What to work on -
Pick out every line holding the string "الوطنية" and copy it.

Given information -

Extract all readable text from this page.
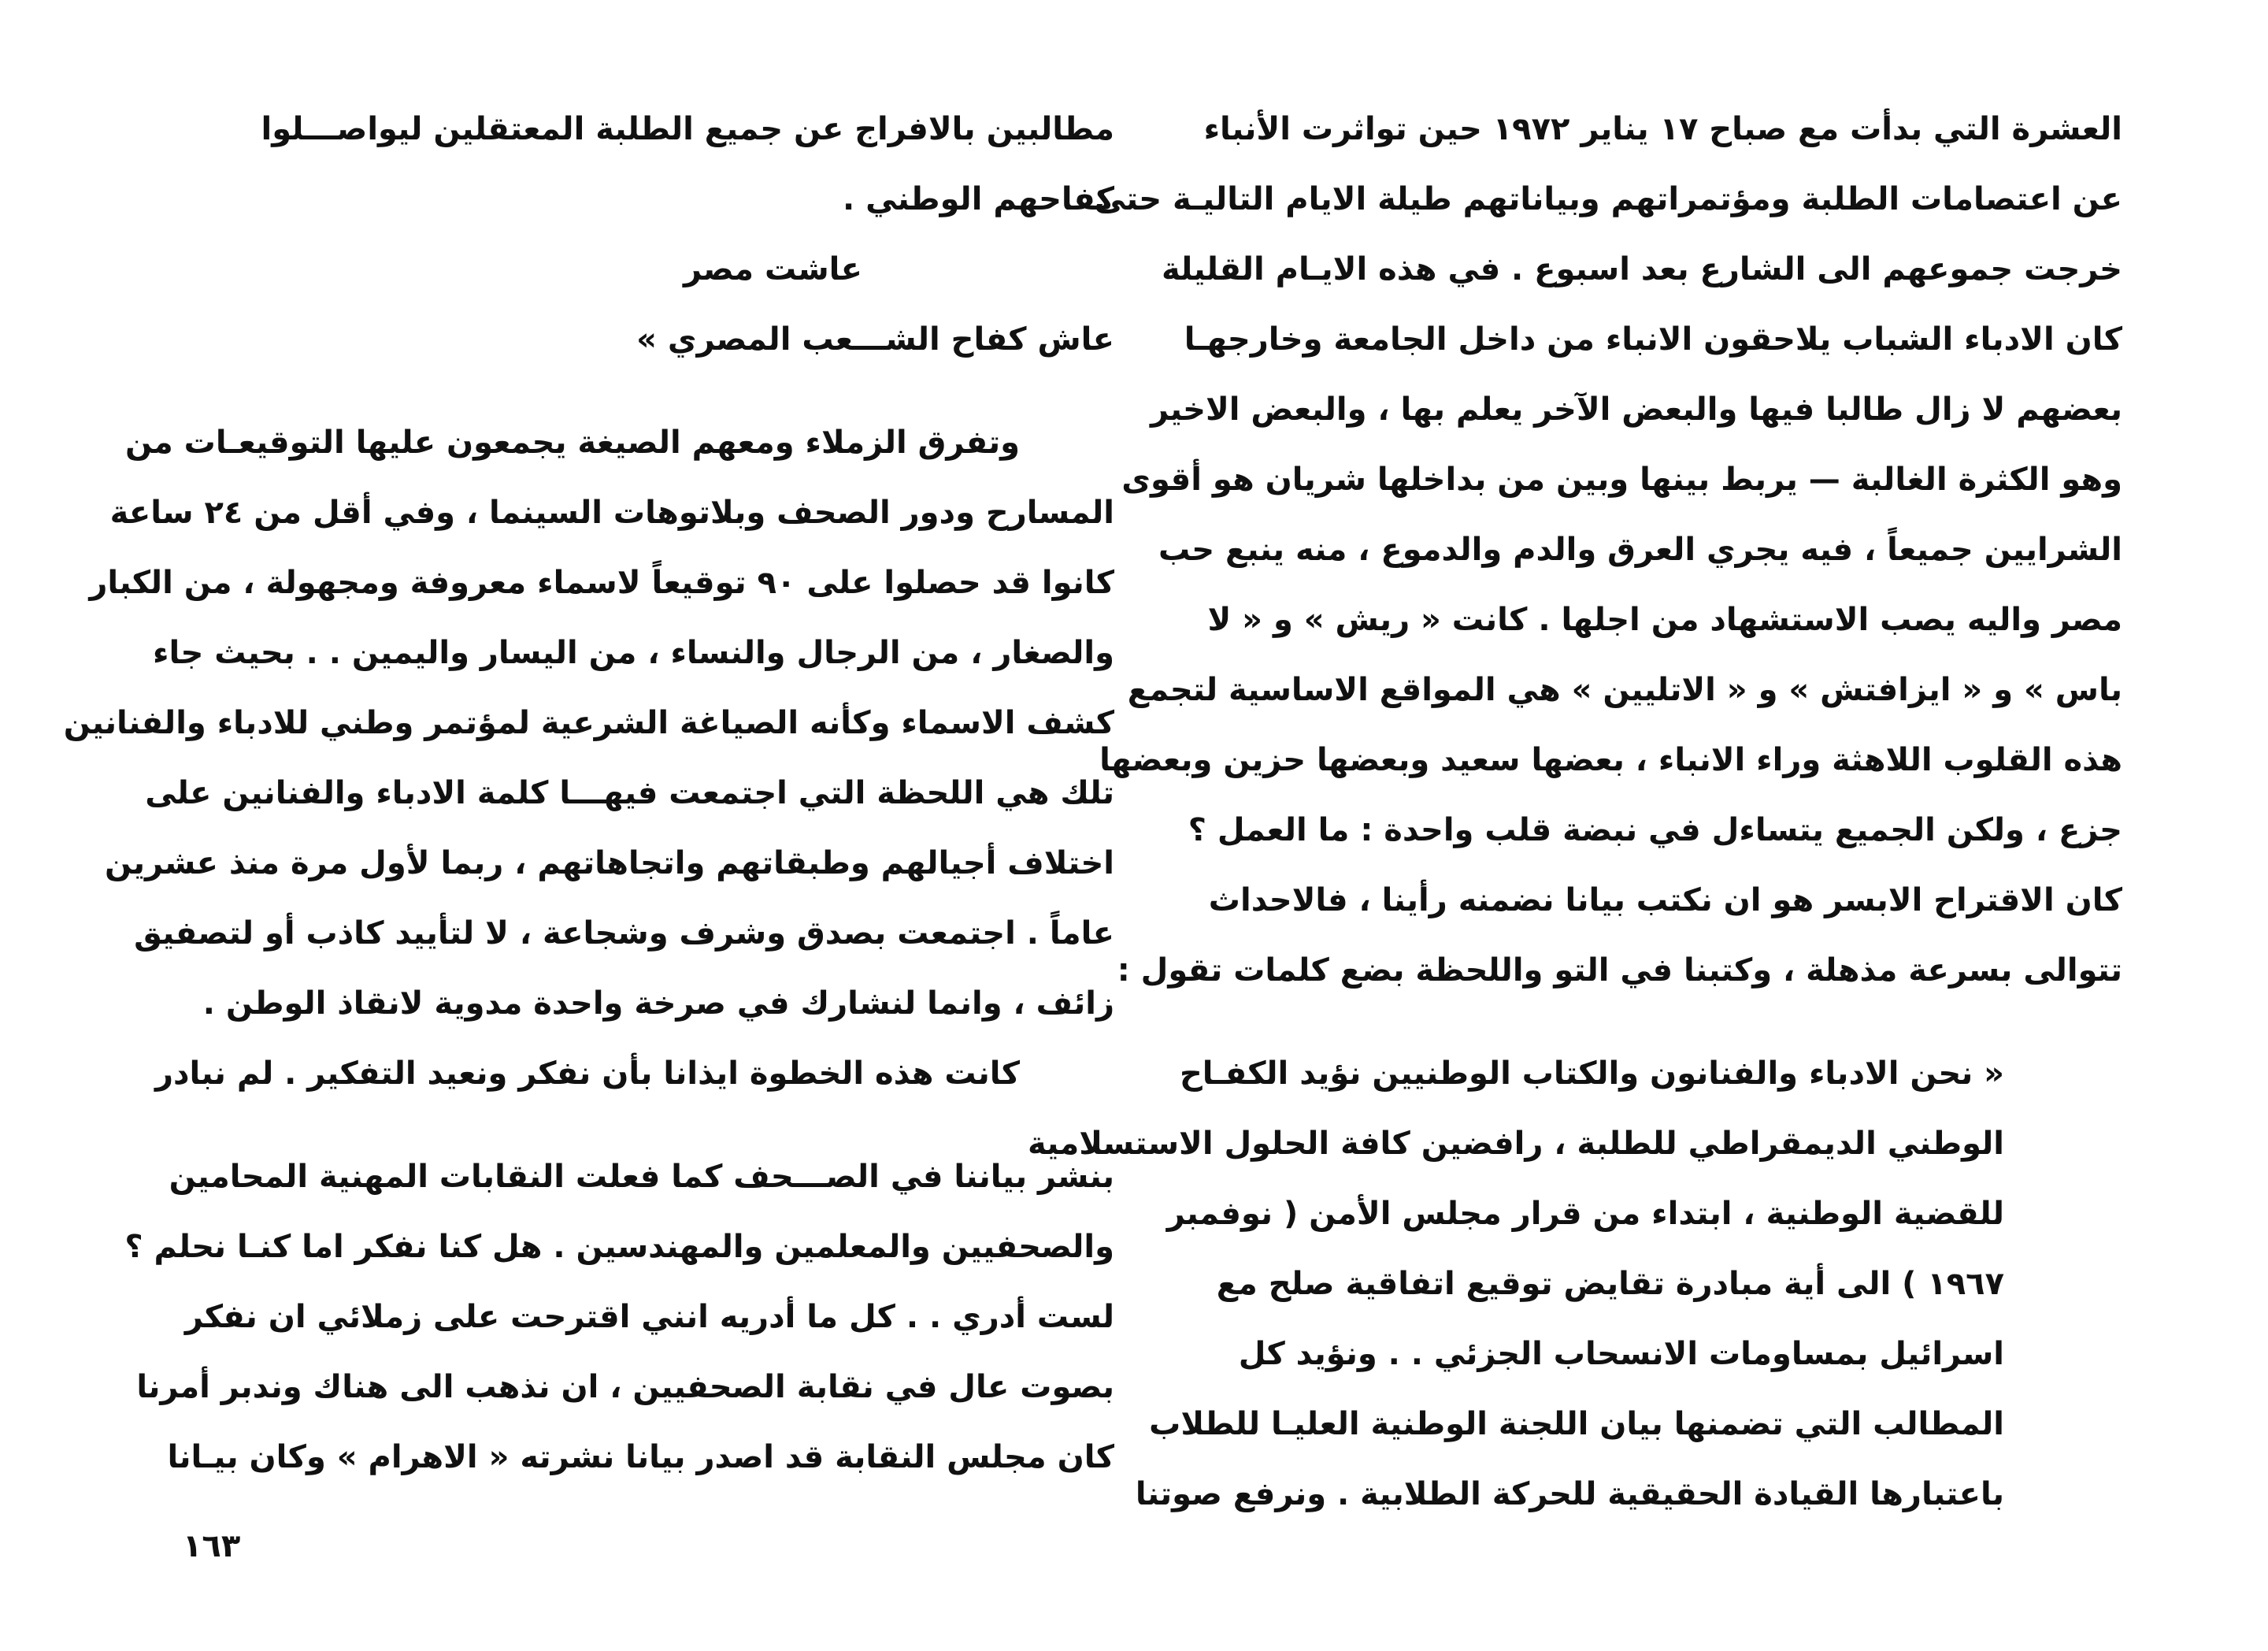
العشرة التي بدأت مع صباح ١٧ يناير ١٩٧٢ حين تواثرت الأنباء
عن اعتصامات الطلبة ومؤتمراتهم وبياناتهم طيلة الايام التاليـة حتى
خرجت جموعهم الى الشارع بعد اسبوع . في هذه الايـام القليلة
كان الادباء الشباب يلاحقون الانباء من داخل الجامعة وخارجهـا
بعضهم لا زال طالبا فيها والبعض الآخر يعلم بها ، والبعض الاخير
وهو الكثرة الغالبة — يربط بينها وبين من بداخلها شريان هو أقوى
الشرايين جميعاً ، فيه يجري العرق والدم والدموع ، منه ينبع حب
مصر واليه يصب الاستشهاد من اجلها . كانت « ريش » و « لا
باس » و « ايزافتش » و « الاتليين » هي المواقع الاساسية لتجمع
هذه القلوب اللاهثة وراء الانباء ، بعضها سعيد وبعضها حزين وبعضها
جزع ، ولكن الجميع يتساءل في نبضة قلب واحدة : ما العمل ؟
كان الاقتراح الابسر هو ان نكتب بيانا نضمنه رأينا ، فالاحداث
تتوالى بسرعة مذهلة ، وكتبنا في التو واللحظة بضع كلمات تقول :
« نحن الادباء والفنانون والكتاب الوطنيين نؤيد الكفـاح
الوطني الديمقراطي للطلبة ، رافضين كافة الحلول الاستسلامية
للقضية الوطنية ، ابتداء من قرار مجلس الأمن ( نوفمبر
١٩٦٧ ) الى أية مبادرة تقايض توقيع اتفاقية صلح مع
اسرائيل بمساومات الانسحاب الجزئي . . ونؤيد كل
المطالب التي تضمنها بيان اللجنة الوطنية العليـا للطلاب
باعتبارها القيادة الحقيقية للحركة الطلابية . ونرفع صوتنا
مطالبين بالافراج عن جميع الطلبة المعتقلين ليواصـــلوا
كفاحهم الوطني .
عاشت مصر
عاش كفاح الشـــعب المصري »
وتفرق الزملاء ومعهم الصيغة يجمعون عليها التوقيعـات من
المسارح ودور الصحف وبلاتوهات السينما ، وفي أقل من ٢٤ ساعة
كانوا قد حصلوا على ٩٠ توقيعاً لاسماء معروفة ومجهولة ، من الكبار
والصغار ، من الرجال والنساء ، من اليسار واليمين . . بحيث جاء
كشف الاسماء وكأنه الصياغة الشرعية لمؤتمر وطني للادباء والفنانين
تلك هي اللحظة التي اجتمعت فيهـــا كلمة الادباء والفنانين على
اختلاف أجيالهم وطبقاتهم واتجاهاتهم ، ربما لأول مرة منذ عشرين
عاماً . اجتمعت بصدق وشرف وشجاعة ، لا لتأييد كاذب أو لتصفيق
زائف ، وانما لنشارك في صرخة واحدة مدوية لانقاذ الوطن .
كانت هذه الخطوة ايذانا بأن نفكر ونعيد التفكير . لم نبادر
بنشر بياننا في الصـــحف كما فعلت النقابات المهنية المحامين
والصحفيين والمعلمين والمهندسين . هل كنا نفكر اما كنـا نحلم ؟
لست أدري . . كل ما أدريه انني اقترحت على زملائي ان نفكر
بصوت عال في نقابة الصحفيين ، ان نذهب الى هناك وندبر أمرنا
كان مجلس النقابة قد اصدر بيانا نشرته « الاهرام » وكان بيـانا
١٦٣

Expected answer -
للقضية الوطنية ، ابتداء من قرار مجلس الأمن ( نوفمبر
المطالب التي تضمنها بيان اللجنة الوطنية العليـا للطلاب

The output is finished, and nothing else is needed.